▸ Input for this task:
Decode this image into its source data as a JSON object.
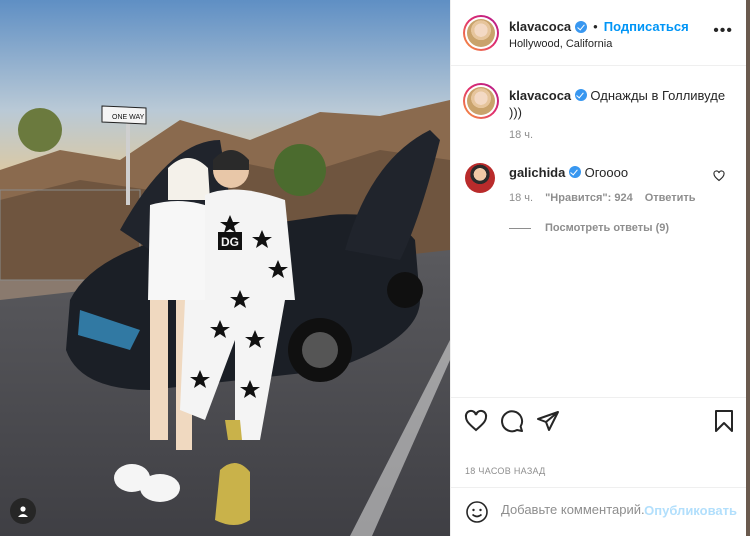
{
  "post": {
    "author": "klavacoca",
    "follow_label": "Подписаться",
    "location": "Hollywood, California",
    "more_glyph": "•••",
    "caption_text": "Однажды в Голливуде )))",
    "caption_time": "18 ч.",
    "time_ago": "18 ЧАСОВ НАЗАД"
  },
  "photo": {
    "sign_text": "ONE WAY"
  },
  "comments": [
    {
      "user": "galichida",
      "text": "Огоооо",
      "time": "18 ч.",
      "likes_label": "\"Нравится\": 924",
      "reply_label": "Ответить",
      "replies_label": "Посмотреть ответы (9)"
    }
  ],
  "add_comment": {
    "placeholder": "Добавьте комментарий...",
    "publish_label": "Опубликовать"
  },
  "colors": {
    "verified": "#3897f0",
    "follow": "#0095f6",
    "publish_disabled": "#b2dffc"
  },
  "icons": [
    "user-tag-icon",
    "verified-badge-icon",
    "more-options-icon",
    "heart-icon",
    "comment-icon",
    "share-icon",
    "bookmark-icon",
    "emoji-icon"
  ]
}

▸ What you need to do: Repeat the data exactly, without the pictures.

▸ Problem solution:
Decode this image into its source data as a JSON object.
{
  "post": {
    "author": "klavacoca",
    "follow_label": "Подписаться",
    "location": "Hollywood, California",
    "more_glyph": "•••",
    "caption_text": "Однажды в Голливуде )))",
    "caption_time": "18 ч.",
    "time_ago": "18 ЧАСОВ НАЗАД"
  },
  "photo": {
    "sign_text": "ONE WAY"
  },
  "comments": [
    {
      "user": "galichida",
      "text": "Огоооо",
      "time": "18 ч.",
      "likes_label": "\"Нравится\": 924",
      "reply_label": "Ответить",
      "replies_label": "Посмотреть ответы (9)"
    }
  ],
  "add_comment": {
    "placeholder": "Добавьте комментарий...",
    "publish_label": "Опубликовать"
  },
  "colors": {
    "verified": "#3897f0",
    "follow": "#0095f6",
    "publish_disabled": "#b2dffc"
  },
  "icons": [
    "user-tag-icon",
    "verified-badge-icon",
    "more-options-icon",
    "heart-icon",
    "comment-icon",
    "share-icon",
    "bookmark-icon",
    "emoji-icon"
  ]
}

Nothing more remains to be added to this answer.